[START OF Material to process]

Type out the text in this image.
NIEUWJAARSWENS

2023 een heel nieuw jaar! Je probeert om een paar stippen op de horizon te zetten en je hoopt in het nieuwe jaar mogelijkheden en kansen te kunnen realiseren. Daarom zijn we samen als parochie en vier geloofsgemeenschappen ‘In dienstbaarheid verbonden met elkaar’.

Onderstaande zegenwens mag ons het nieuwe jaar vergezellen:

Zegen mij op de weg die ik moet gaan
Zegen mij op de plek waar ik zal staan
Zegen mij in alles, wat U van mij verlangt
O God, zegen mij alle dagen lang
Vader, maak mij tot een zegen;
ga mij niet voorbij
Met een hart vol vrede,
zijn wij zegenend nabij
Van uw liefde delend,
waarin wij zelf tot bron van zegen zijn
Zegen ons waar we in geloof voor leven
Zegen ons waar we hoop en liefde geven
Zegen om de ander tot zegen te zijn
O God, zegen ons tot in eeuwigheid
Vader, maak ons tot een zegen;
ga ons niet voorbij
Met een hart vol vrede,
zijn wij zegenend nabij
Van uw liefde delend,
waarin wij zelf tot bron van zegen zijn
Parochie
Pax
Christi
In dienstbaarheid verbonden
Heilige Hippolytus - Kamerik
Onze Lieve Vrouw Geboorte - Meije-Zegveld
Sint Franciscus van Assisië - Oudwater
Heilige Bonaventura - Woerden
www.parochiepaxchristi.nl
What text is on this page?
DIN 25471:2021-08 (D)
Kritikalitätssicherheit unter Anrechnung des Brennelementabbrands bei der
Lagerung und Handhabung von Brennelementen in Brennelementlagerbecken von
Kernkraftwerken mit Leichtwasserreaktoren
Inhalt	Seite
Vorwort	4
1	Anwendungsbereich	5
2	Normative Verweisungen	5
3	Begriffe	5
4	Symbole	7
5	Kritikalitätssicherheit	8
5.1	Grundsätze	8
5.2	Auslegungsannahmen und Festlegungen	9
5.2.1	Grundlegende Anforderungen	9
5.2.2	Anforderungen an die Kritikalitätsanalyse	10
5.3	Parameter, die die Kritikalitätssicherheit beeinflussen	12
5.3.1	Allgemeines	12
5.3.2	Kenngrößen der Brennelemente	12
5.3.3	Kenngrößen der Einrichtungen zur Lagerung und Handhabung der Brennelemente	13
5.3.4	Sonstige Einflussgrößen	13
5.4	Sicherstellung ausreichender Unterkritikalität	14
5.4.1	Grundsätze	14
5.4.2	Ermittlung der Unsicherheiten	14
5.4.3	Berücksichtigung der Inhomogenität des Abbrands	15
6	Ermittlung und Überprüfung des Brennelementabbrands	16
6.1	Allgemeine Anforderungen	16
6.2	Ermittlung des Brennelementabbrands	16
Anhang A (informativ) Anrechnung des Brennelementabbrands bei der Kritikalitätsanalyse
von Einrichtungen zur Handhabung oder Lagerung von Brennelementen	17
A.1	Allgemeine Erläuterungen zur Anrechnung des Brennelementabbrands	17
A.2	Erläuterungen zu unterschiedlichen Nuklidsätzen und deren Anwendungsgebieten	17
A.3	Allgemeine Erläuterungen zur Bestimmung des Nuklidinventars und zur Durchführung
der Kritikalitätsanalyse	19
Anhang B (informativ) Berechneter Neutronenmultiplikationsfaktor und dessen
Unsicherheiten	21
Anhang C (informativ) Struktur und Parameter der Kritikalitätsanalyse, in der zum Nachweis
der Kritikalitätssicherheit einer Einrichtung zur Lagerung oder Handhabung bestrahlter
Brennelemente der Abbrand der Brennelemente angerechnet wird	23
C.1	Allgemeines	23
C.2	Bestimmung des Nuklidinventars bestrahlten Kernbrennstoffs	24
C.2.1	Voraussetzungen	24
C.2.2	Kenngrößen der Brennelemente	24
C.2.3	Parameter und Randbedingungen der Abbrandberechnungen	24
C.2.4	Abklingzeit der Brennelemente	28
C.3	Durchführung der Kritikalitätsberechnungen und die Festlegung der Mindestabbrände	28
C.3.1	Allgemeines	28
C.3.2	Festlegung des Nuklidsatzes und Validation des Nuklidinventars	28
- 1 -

[END OF Material to process]

**Given task**
Output all of the material, please, exactly as it stands.

**Expected answer**
Type out the text in this image.
NIEUWJAARSWENS

2023 een heel nieuw jaar! Je probeert om een paar stippen op de horizon te zetten en je hoopt in het nieuwe jaar mogelijkheden en kansen te kunnen realiseren. Daarom zijn we samen als parochie en vier geloofsgemeenschappen ‘In dienstbaarheid verbonden met elkaar’.

Onderstaande zegenwens mag ons het nieuwe jaar vergezellen:

Zegen mij op de weg die ik moet gaan
Zegen mij op de plek waar ik zal staan
Zegen mij in alles, wat U van mij verlangt
O God, zegen mij alle dagen lang
Vader, maak mij tot een zegen;
ga mij niet voorbij
Met een hart vol vrede,
zijn wij zegenend nabij
Van uw liefde delend,
waarin wij zelf tot bron van zegen zijn
Zegen ons waar we in geloof voor leven
Zegen ons waar we hoop en liefde geven
Zegen om de ander tot zegen te zijn
O God, zegen ons tot in eeuwigheid
Vader, maak ons tot een zegen;
ga ons niet voorbij
Met een hart vol vrede,
zijn wij zegenend nabij
Van uw liefde delend,
waarin wij zelf tot bron van zegen zijn
Parochie
Pax
Christi
In dienstbaarheid verbonden
Heilige Hippolytus - Kamerik
Onze Lieve Vrouw Geboorte - Meije-Zegveld
Sint Franciscus van Assisië - Oudwater
Heilige Bonaventura - Woerden
www.parochiepaxchristi.nl
What text is on this page?
DIN 25471:2021-08 (D)
Kritikalitätssicherheit unter Anrechnung des Brennelementabbrands bei der
Lagerung und Handhabung von Brennelementen in Brennelementlagerbecken von
Kernkraftwerken mit Leichtwasserreaktoren
Inhalt	Seite
Vorwort	4
1	Anwendungsbereich	5
2	Normative Verweisungen	5
3	Begriffe	5
4	Symbole	7
5	Kritikalitätssicherheit	8
5.1	Grundsätze	8
5.2	Auslegungsannahmen und Festlegungen	9
5.2.1	Grundlegende Anforderungen	9
5.2.2	Anforderungen an die Kritikalitätsanalyse	10
5.3	Parameter, die die Kritikalitätssicherheit beeinflussen	12
5.3.1	Allgemeines	12
5.3.2	Kenngrößen der Brennelemente	12
5.3.3	Kenngrößen der Einrichtungen zur Lagerung und Handhabung der Brennelemente	13
5.3.4	Sonstige Einflussgrößen	13
5.4	Sicherstellung ausreichender Unterkritikalität	14
5.4.1	Grundsätze	14
5.4.2	Ermittlung der Unsicherheiten	14
5.4.3	Berücksichtigung der Inhomogenität des Abbrands	15
6	Ermittlung und Überprüfung des Brennelementabbrands	16
6.1	Allgemeine Anforderungen	16
6.2	Ermittlung des Brennelementabbrands	16
Anhang A (informativ) Anrechnung des Brennelementabbrands bei der Kritikalitätsanalyse
von Einrichtungen zur Handhabung oder Lagerung von Brennelementen	17
A.1	Allgemeine Erläuterungen zur Anrechnung des Brennelementabbrands	17
A.2	Erläuterungen zu unterschiedlichen Nuklidsätzen und deren Anwendungsgebieten	17
A.3	Allgemeine Erläuterungen zur Bestimmung des Nuklidinventars und zur Durchführung
der Kritikalitätsanalyse	19
Anhang B (informativ) Berechneter Neutronenmultiplikationsfaktor und dessen
Unsicherheiten	21
Anhang C (informativ) Struktur und Parameter der Kritikalitätsanalyse, in der zum Nachweis
der Kritikalitätssicherheit einer Einrichtung zur Lagerung oder Handhabung bestrahlter
Brennelemente der Abbrand der Brennelemente angerechnet wird	23
C.1	Allgemeines	23
C.2	Bestimmung des Nuklidinventars bestrahlten Kernbrennstoffs	24
C.2.1	Voraussetzungen	24
C.2.2	Kenngrößen der Brennelemente	24
C.2.3	Parameter und Randbedingungen der Abbrandberechnungen	24
C.2.4	Abklingzeit der Brennelemente	28
C.3	Durchführung der Kritikalitätsberechnungen und die Festlegung der Mindestabbrände	28
C.3.1	Allgemeines	28
C.3.2	Festlegung des Nuklidsatzes und Validation des Nuklidinventars	28
- 1 -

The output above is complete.